**Exercise:**
Check each line of the listing below for the string "Recent", and give only how many lines hold it.

**Exercise materials:**
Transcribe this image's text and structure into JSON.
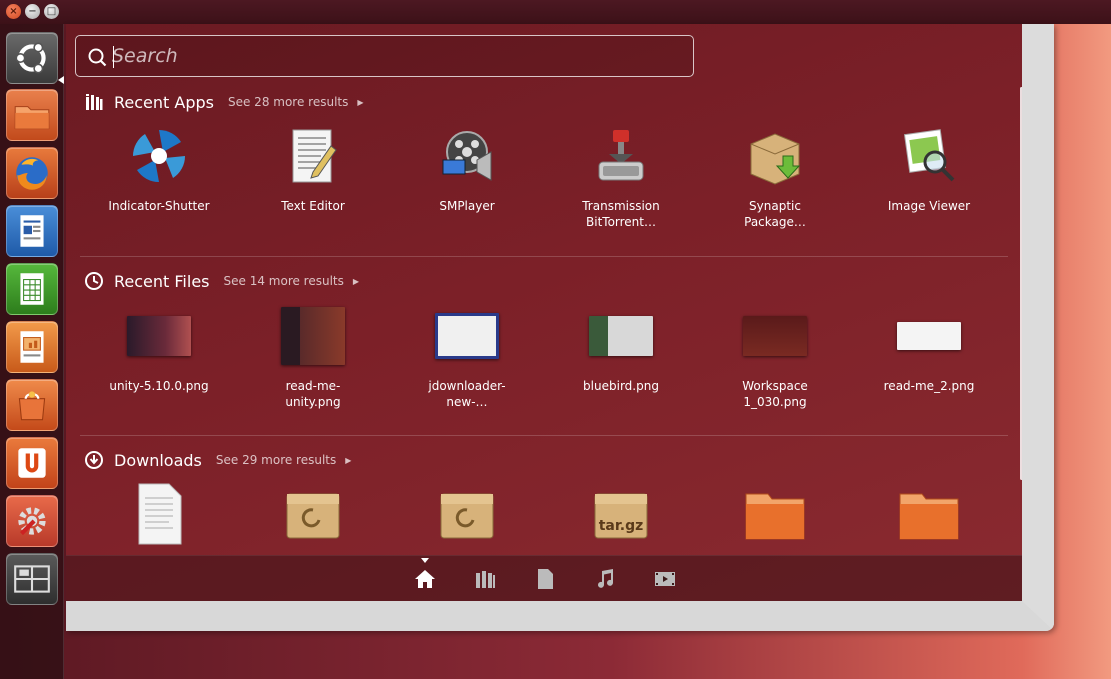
{
  "window_controls": {
    "close": "×",
    "minimize": "−",
    "maximize": "□"
  },
  "search": {
    "placeholder": "Search",
    "value": ""
  },
  "sections": [
    {
      "title": "Recent Apps",
      "see_more": "See 28 more results",
      "icon": "apps-icon",
      "items": [
        {
          "label": "Indicator-Shutter",
          "icon": "shutter-app-icon"
        },
        {
          "label": "Text Editor",
          "icon": "text-editor-app-icon"
        },
        {
          "label": "SMPlayer",
          "icon": "smplayer-app-icon"
        },
        {
          "label": "Transmission BitTorrent…",
          "icon": "transmission-app-icon"
        },
        {
          "label": "Synaptic Package…",
          "icon": "synaptic-app-icon"
        },
        {
          "label": "Image Viewer",
          "icon": "image-viewer-app-icon"
        }
      ]
    },
    {
      "title": "Recent Files",
      "see_more": "See 14 more results",
      "icon": "clock-icon",
      "items": [
        {
          "label": "unity-5.10.0.png",
          "icon": "image-thumbnail"
        },
        {
          "label": "read-me-unity.png",
          "icon": "image-thumbnail"
        },
        {
          "label": "jdownloader-new-…",
          "icon": "image-thumbnail"
        },
        {
          "label": "bluebird.png",
          "icon": "image-thumbnail"
        },
        {
          "label": "Workspace 1_030.png",
          "icon": "image-thumbnail"
        },
        {
          "label": "read-me_2.png",
          "icon": "image-thumbnail"
        }
      ]
    },
    {
      "title": "Downloads",
      "see_more": "See 29 more results",
      "icon": "download-icon",
      "items": [
        {
          "label": "",
          "icon": "text-document-icon"
        },
        {
          "label": "",
          "icon": "deb-package-icon"
        },
        {
          "label": "",
          "icon": "deb-package-icon"
        },
        {
          "label": "tar.gz",
          "icon": "archive-icon"
        },
        {
          "label": "",
          "icon": "folder-icon"
        },
        {
          "label": "",
          "icon": "folder-icon"
        }
      ]
    }
  ],
  "launcher": [
    "dash-home-icon",
    "files-icon",
    "firefox-icon",
    "writer-icon",
    "calc-icon",
    "impress-icon",
    "software-center-icon",
    "ubuntu-one-icon",
    "settings-icon",
    "workspaces-icon"
  ],
  "lenses": [
    "home-lens-icon",
    "applications-lens-icon",
    "files-lens-icon",
    "music-lens-icon",
    "video-lens-icon"
  ],
  "colors": {
    "panel": "#7c2028",
    "launcher_bg": "#3c1118",
    "accent": "#dd4814"
  }
}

**Answer:**
2